**SHORT TASK**
In the listing that follows, count each line containing the string "value" and report only the count.

A run of records
= = = =
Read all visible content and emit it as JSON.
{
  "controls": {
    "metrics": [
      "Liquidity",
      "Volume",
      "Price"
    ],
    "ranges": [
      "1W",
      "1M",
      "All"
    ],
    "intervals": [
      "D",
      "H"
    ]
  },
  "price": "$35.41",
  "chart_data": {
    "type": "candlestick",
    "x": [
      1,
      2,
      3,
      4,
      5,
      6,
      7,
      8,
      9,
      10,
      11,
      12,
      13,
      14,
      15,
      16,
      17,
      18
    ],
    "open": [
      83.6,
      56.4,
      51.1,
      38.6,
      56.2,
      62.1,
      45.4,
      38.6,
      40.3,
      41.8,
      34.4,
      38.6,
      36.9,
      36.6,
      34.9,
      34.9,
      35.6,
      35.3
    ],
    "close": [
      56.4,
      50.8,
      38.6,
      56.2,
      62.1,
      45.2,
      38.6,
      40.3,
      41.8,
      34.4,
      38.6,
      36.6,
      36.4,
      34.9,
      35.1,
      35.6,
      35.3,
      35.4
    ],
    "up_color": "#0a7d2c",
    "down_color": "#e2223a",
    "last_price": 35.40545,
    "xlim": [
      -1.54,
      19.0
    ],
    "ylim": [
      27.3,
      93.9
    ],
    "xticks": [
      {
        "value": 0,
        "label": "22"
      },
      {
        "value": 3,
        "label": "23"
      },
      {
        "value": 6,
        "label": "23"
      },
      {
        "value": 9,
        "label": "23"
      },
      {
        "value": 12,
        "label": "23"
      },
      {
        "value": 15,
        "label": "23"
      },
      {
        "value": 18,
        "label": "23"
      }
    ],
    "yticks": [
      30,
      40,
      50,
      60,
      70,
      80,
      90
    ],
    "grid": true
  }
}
= = = =
**FINISHED ANSWER**
7